- [Requirements]: Gather up all lines that carry the word "мощности".

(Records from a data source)
++++

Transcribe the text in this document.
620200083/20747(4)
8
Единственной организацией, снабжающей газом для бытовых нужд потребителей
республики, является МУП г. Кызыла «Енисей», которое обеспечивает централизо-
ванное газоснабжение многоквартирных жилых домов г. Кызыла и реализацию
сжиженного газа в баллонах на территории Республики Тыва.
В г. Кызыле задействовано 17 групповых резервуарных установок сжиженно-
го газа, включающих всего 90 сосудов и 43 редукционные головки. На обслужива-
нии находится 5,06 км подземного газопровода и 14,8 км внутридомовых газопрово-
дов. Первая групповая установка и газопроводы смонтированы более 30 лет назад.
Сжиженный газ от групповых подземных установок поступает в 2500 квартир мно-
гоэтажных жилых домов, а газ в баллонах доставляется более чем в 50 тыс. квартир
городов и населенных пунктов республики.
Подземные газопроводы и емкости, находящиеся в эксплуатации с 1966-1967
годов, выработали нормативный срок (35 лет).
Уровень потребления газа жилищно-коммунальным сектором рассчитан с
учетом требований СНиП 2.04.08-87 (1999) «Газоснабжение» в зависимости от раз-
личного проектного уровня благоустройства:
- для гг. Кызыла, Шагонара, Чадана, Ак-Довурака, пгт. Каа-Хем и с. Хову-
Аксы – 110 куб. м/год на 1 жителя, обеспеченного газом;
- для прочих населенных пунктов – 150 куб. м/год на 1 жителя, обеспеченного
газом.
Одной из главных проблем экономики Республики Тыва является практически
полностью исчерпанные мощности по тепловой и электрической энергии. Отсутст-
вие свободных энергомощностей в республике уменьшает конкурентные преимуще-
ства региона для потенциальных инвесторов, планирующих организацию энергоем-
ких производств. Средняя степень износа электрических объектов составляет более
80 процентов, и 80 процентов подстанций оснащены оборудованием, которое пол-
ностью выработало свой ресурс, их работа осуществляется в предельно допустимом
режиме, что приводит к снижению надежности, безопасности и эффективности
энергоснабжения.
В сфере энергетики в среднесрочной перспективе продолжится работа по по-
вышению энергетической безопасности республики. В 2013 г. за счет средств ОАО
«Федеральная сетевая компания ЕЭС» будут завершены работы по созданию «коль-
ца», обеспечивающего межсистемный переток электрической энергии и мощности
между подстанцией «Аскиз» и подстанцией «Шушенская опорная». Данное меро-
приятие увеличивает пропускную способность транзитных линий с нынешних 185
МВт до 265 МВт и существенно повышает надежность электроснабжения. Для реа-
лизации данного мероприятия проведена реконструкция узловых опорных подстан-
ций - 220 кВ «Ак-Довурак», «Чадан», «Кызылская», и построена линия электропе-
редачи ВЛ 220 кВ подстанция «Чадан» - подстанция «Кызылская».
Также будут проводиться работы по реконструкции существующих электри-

++++

- [Task result]:
полностью исчерпанные мощности по тепловой и электрической энергии. Отсутст-
ца», обеспечивающего межсистемный переток электрической энергии и мощности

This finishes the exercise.